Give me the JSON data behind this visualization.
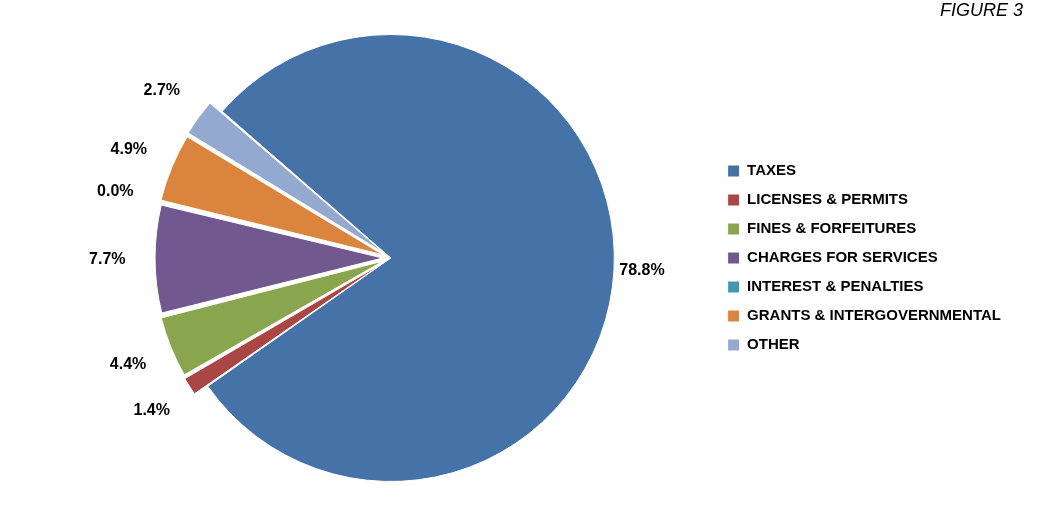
{
  "chart_data": {
    "type": "pie",
    "title": "FIGURE 3",
    "categories": [
      "TAXES",
      "LICENSES & PERMITS",
      "FINES & FORFEITURES",
      "CHARGES FOR SERVICES",
      "INTEREST & PENALTIES",
      "GRANTS & INTERGOVERNMENTAL",
      "OTHER"
    ],
    "values": [
      78.8,
      1.4,
      4.4,
      7.7,
      0.0,
      4.9,
      2.7
    ],
    "value_labels": [
      "78.8%",
      "1.4%",
      "4.4%",
      "7.7%",
      "0.0%",
      "4.9%",
      "2.7%"
    ],
    "colors": [
      "#4572a7",
      "#aa4643",
      "#89a54e",
      "#71588f",
      "#4198af",
      "#db843d",
      "#93a9cf"
    ],
    "legend": "right"
  }
}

-- -- --

▶ **CHALLENGE**: Copy the records word for word, leaving no picture in the copy.

▶ **SOLUTION TO THIS EXERCISE**:
Give me the JSON data behind this visualization.
{
  "chart_data": {
    "type": "pie",
    "title": "FIGURE 3",
    "categories": [
      "TAXES",
      "LICENSES & PERMITS",
      "FINES & FORFEITURES",
      "CHARGES FOR SERVICES",
      "INTEREST & PENALTIES",
      "GRANTS & INTERGOVERNMENTAL",
      "OTHER"
    ],
    "values": [
      78.8,
      1.4,
      4.4,
      7.7,
      0.0,
      4.9,
      2.7
    ],
    "value_labels": [
      "78.8%",
      "1.4%",
      "4.4%",
      "7.7%",
      "0.0%",
      "4.9%",
      "2.7%"
    ],
    "colors": [
      "#4572a7",
      "#aa4643",
      "#89a54e",
      "#71588f",
      "#4198af",
      "#db843d",
      "#93a9cf"
    ],
    "legend": "right"
  }
}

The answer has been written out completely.